__Exercise instructions__.
Take every line where the string "histogram" appears and copy it.

..............................

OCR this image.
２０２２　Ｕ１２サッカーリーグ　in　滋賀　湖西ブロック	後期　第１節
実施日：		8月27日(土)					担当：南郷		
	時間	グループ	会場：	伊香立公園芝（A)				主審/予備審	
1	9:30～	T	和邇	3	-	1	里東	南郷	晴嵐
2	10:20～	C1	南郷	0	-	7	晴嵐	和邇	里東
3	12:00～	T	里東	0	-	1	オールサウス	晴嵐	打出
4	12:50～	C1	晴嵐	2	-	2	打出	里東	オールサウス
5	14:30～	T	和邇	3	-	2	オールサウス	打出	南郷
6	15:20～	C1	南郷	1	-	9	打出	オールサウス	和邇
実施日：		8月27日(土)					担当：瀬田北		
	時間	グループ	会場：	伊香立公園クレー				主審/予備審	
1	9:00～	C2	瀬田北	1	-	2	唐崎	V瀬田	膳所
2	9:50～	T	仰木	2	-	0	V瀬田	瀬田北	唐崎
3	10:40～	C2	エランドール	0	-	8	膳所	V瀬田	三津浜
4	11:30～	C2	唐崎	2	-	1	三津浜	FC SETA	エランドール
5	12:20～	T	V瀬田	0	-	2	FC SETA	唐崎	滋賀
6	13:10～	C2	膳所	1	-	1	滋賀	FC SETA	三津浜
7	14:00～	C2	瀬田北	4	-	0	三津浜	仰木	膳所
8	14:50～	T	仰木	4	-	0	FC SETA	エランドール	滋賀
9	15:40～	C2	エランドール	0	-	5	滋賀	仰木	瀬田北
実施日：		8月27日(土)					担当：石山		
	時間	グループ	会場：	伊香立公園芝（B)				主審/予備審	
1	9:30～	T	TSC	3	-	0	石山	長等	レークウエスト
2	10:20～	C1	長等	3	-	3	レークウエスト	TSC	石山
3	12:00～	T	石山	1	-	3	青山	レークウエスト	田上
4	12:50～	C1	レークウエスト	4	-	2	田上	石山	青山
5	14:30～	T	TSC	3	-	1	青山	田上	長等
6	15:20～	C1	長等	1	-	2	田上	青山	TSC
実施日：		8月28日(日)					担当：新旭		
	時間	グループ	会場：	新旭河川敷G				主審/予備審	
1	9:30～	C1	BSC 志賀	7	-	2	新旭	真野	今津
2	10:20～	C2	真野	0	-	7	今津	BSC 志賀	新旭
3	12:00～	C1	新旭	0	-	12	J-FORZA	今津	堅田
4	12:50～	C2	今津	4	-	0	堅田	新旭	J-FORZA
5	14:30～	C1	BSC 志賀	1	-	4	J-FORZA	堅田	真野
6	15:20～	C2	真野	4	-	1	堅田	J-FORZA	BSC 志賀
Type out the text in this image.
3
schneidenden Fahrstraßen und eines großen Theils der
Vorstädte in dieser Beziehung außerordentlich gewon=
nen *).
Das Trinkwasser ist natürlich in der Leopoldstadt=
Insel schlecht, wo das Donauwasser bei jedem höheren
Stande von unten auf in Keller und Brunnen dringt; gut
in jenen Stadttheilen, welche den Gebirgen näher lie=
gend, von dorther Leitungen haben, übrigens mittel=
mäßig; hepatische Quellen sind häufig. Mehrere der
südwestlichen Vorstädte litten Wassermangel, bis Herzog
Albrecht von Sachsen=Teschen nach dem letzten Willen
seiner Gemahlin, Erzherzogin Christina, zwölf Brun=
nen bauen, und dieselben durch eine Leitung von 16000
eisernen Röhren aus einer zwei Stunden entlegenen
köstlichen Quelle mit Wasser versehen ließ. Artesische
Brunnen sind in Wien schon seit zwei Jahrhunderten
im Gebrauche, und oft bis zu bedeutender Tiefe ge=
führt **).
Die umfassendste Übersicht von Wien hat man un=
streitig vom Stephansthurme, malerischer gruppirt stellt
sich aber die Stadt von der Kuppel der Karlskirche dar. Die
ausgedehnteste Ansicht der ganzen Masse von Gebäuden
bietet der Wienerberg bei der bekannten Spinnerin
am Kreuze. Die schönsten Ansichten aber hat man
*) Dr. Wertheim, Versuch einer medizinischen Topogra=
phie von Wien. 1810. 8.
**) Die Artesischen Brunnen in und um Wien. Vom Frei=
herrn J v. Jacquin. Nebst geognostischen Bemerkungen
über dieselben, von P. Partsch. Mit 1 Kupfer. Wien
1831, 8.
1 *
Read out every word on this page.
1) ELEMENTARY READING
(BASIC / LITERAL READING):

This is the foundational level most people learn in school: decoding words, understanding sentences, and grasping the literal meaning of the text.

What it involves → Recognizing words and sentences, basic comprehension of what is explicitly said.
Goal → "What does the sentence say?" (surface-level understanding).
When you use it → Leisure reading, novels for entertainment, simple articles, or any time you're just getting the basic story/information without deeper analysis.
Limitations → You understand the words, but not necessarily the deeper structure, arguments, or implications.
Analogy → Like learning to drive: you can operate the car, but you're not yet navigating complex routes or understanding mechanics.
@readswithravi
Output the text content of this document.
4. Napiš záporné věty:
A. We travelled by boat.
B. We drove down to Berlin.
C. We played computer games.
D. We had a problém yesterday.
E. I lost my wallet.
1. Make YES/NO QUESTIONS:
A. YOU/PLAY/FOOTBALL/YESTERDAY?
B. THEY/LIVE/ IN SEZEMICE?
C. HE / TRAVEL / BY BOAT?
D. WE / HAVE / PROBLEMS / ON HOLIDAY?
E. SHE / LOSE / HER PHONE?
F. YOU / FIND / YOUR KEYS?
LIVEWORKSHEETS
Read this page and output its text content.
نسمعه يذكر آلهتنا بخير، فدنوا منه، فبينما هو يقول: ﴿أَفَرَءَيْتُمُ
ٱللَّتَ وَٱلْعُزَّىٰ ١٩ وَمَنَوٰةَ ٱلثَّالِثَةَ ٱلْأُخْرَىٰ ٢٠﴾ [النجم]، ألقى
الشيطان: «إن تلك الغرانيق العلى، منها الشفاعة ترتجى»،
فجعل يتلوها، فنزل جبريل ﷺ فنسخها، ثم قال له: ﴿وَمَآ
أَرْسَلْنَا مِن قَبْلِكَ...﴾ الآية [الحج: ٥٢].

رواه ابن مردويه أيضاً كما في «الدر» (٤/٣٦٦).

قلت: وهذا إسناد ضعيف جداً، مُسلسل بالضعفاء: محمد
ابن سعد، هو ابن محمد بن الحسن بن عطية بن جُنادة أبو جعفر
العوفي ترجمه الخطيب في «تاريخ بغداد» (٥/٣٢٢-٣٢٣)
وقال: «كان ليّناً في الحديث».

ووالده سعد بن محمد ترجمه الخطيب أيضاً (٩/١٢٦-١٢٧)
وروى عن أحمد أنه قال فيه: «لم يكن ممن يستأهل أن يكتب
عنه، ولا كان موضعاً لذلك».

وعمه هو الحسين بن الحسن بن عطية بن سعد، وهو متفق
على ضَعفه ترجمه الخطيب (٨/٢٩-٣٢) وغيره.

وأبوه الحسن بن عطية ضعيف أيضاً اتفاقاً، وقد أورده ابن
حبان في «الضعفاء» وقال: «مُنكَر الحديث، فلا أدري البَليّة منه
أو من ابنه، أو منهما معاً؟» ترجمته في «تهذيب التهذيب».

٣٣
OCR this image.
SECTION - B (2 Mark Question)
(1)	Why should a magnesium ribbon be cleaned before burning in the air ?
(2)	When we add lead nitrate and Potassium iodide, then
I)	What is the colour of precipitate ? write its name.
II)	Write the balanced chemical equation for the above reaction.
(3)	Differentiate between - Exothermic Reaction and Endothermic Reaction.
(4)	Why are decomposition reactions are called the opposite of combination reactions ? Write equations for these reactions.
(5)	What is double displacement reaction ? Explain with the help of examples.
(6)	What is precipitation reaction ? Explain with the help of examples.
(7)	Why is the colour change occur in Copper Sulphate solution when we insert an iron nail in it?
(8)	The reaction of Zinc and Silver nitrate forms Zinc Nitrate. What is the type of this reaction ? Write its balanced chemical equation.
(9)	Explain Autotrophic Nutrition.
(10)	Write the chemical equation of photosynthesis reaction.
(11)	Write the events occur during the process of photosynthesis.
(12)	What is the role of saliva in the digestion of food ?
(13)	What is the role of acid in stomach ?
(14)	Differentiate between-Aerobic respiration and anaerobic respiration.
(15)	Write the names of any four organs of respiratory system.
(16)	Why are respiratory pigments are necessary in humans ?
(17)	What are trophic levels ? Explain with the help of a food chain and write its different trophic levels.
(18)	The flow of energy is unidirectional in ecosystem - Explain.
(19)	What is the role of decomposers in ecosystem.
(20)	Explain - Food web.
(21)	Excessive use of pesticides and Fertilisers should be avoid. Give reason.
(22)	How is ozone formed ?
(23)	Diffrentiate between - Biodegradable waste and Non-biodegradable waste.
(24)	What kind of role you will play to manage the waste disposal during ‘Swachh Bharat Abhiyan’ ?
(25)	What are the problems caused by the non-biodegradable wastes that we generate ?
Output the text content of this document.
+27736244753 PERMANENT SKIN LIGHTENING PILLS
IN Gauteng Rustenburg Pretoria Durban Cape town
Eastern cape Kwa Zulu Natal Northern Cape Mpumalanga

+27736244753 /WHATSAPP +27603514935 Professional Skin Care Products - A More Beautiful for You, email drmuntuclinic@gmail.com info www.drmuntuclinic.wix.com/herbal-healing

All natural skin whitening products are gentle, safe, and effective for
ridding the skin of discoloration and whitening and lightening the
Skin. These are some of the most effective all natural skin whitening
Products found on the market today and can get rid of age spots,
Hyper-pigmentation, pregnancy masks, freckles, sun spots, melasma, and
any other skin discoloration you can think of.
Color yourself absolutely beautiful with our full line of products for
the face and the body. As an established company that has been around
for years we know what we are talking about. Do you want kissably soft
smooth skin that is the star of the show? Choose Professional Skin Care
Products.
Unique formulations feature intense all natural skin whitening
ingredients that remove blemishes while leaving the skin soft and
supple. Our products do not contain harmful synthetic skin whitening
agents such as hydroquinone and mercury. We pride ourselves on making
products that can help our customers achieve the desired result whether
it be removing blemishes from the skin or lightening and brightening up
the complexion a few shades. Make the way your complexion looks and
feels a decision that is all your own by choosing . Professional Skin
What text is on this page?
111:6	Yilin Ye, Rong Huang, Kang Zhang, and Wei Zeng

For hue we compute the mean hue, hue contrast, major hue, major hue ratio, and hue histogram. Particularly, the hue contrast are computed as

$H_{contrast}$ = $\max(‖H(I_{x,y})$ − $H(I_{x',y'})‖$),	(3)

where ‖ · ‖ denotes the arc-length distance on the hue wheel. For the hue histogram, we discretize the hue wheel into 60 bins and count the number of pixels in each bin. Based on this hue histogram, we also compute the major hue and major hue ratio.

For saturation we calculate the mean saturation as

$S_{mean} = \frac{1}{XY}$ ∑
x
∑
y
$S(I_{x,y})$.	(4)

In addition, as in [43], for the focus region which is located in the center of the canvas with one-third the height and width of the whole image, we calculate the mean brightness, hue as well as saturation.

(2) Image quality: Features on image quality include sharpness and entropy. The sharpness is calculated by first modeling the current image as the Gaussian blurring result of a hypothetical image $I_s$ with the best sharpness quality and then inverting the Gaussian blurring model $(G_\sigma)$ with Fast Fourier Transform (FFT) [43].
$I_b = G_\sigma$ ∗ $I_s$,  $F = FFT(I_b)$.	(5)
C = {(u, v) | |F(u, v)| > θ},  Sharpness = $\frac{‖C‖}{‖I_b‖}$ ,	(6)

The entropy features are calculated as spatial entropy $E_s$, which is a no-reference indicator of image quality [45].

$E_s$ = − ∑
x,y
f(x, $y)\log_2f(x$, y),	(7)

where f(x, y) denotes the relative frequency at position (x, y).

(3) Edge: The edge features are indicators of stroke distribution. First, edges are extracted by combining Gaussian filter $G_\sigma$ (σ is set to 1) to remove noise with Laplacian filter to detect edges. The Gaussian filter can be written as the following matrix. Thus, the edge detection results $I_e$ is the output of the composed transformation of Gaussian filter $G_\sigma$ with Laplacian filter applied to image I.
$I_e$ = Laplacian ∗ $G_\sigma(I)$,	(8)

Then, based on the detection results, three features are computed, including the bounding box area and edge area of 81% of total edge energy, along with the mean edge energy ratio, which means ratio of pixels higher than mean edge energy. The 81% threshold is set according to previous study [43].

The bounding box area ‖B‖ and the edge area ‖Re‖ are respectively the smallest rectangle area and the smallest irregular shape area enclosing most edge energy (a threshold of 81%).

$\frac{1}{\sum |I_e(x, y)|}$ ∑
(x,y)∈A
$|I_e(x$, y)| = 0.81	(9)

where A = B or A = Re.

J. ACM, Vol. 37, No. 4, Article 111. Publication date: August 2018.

..............................

__Result for this exercise__.
For hue we compute the mean hue, hue contrast, major hue, major hue ratio, and hue histogram. Particularly, the hue contrast are computed as
where ‖ · ‖ denotes the arc-length distance on the hue wheel. For the hue histogram, we discretize the hue wheel into 60 bins and count the number of pixels in each bin. Based on this hue histogram, we also compute the major hue and major hue ratio.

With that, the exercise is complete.